### [The exercise]
Pick out every line of the entries below where "conforme" occurs, and copy those lines.
*** Records for the task ***
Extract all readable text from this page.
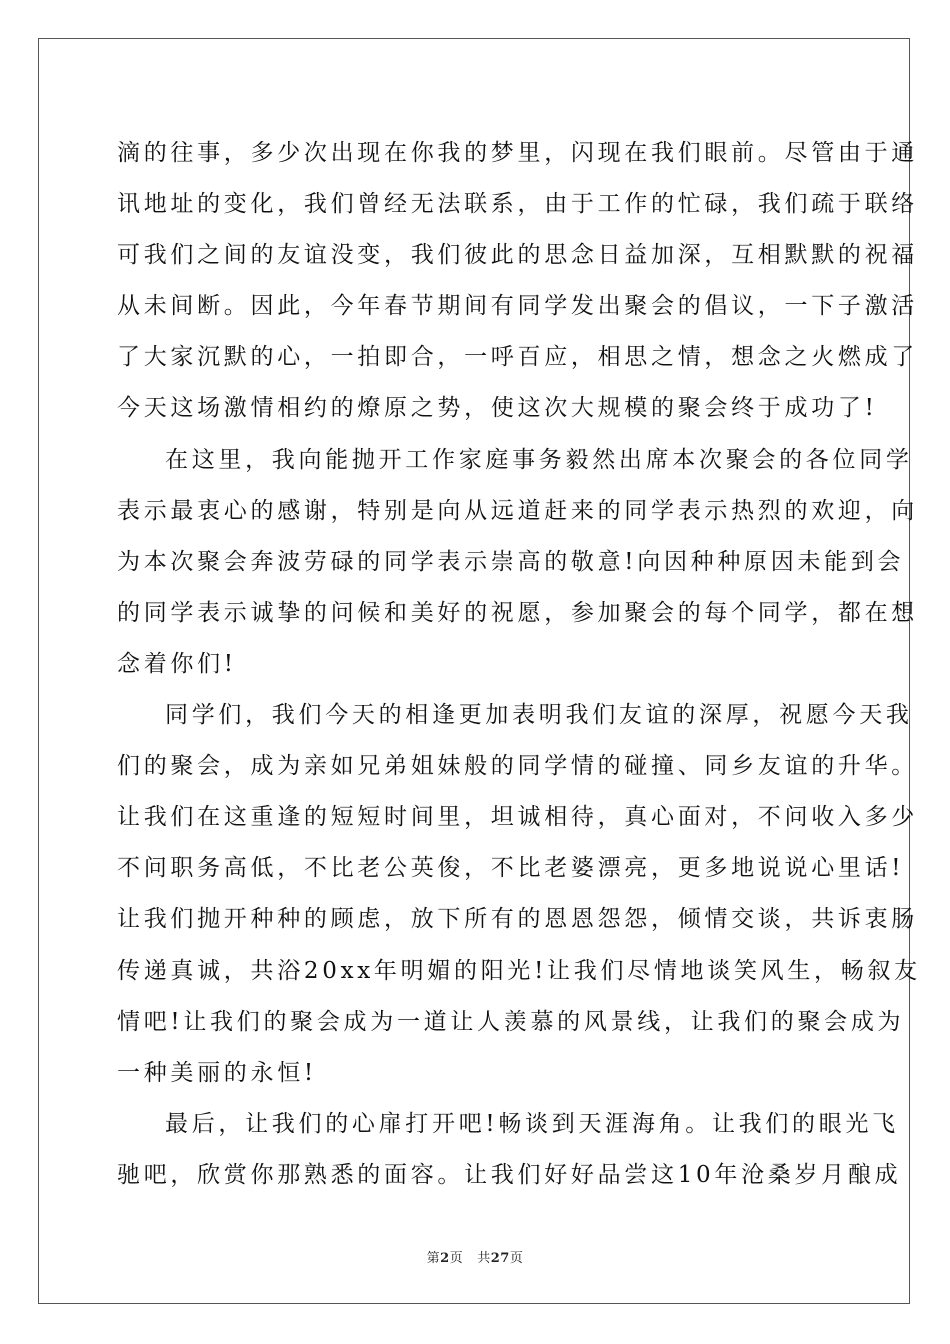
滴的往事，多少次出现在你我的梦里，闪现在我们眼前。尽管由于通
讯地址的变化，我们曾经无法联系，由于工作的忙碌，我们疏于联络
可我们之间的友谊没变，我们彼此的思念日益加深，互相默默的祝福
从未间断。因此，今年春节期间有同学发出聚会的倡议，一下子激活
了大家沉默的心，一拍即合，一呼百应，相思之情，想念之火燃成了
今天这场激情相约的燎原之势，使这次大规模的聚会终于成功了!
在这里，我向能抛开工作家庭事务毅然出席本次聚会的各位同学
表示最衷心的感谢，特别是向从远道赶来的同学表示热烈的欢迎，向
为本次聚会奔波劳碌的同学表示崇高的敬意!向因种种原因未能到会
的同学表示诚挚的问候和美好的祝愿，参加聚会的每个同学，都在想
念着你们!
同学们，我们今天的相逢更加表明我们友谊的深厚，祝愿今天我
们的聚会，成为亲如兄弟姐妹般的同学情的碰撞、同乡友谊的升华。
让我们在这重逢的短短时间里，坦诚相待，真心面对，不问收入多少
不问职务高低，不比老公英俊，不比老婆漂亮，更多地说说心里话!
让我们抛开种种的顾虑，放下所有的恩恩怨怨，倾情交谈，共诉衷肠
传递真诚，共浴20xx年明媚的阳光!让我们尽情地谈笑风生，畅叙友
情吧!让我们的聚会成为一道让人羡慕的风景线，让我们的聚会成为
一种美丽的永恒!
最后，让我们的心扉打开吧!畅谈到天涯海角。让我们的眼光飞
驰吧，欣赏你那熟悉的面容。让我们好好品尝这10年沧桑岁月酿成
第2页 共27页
***
*** Records for the task ***
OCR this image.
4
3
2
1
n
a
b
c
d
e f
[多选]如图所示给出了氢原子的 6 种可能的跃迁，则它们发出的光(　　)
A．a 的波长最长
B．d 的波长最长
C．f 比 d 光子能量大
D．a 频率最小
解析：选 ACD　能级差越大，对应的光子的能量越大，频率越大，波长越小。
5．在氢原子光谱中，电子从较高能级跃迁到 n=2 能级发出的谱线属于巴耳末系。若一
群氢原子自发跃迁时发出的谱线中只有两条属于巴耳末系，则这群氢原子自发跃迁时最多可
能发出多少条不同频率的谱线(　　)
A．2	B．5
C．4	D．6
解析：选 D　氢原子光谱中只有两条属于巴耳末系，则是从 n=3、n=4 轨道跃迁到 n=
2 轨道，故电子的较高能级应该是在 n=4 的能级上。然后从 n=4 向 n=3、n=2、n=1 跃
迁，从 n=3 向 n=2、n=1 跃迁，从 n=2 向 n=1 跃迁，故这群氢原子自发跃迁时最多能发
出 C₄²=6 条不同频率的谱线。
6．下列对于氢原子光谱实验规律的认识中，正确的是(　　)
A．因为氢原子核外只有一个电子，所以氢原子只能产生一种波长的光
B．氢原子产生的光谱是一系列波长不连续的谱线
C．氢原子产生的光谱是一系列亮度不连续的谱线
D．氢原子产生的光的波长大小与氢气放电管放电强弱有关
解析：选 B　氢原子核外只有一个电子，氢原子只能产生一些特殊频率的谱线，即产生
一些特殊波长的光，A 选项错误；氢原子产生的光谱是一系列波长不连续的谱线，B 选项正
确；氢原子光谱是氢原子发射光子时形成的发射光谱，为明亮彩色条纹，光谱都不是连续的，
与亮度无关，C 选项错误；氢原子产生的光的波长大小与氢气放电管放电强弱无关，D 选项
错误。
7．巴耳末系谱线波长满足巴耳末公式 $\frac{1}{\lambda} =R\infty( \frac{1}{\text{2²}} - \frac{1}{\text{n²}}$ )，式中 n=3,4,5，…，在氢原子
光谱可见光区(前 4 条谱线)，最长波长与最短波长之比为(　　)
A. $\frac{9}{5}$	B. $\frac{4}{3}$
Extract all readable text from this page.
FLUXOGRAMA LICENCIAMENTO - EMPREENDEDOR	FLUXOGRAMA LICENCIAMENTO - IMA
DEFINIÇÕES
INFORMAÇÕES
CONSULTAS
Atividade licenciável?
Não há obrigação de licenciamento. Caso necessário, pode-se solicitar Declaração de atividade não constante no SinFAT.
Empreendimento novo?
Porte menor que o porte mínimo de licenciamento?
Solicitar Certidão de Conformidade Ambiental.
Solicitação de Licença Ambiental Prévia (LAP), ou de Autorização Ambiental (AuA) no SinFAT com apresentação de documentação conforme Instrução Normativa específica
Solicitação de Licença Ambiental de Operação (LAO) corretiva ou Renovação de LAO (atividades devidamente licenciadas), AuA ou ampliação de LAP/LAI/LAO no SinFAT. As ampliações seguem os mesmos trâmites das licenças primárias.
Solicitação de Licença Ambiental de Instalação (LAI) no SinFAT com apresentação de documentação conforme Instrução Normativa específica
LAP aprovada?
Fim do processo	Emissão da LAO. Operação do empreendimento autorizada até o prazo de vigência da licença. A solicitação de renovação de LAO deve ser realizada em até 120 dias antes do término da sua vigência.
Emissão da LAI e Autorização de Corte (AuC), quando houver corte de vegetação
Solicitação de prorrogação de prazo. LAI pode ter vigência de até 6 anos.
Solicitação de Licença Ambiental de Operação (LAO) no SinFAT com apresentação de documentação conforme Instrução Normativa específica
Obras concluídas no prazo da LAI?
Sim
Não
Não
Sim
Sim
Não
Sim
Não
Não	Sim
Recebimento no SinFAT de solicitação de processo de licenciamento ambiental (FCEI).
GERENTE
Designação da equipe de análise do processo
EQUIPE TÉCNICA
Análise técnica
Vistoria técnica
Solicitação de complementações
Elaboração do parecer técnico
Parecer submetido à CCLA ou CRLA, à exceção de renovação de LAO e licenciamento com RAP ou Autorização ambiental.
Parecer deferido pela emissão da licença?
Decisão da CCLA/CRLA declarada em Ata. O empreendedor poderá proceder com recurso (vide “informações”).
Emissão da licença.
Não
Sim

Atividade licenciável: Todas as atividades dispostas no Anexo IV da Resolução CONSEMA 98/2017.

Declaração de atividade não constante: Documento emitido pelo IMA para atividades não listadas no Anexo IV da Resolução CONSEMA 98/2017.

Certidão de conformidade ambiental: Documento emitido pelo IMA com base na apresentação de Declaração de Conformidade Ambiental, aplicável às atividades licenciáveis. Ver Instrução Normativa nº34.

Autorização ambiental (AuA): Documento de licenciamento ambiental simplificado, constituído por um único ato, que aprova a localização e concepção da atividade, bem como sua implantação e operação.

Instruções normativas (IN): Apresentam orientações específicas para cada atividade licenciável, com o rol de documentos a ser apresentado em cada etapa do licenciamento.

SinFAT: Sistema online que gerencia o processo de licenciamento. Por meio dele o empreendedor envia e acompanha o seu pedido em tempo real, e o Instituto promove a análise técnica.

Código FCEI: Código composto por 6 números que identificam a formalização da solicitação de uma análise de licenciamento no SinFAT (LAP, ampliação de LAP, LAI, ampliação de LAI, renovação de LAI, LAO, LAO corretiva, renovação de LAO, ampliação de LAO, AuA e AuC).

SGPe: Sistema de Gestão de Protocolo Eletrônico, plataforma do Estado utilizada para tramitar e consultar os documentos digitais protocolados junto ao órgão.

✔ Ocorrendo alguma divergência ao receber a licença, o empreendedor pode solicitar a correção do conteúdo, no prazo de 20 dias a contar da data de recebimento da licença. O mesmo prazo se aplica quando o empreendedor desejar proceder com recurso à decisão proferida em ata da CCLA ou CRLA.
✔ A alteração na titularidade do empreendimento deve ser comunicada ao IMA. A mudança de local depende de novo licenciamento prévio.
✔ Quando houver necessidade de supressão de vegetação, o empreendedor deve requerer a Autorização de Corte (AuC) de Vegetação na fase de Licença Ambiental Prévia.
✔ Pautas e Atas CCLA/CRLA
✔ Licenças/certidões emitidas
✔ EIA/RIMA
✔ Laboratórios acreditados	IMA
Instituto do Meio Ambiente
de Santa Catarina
***
### [Right answer]
Solicitação de Licença Ambiental Prévia (LAP), ou de Autorização Ambiental (AuA) no SinFAT com apresentação de documentação conforme Instrução Normativa específica
Solicitação de Licença Ambiental de Instalação (LAI) no SinFAT com apresentação de documentação conforme Instrução Normativa específica
Solicitação de Licença Ambiental de Operação (LAO) no SinFAT com apresentação de documentação conforme Instrução Normativa específica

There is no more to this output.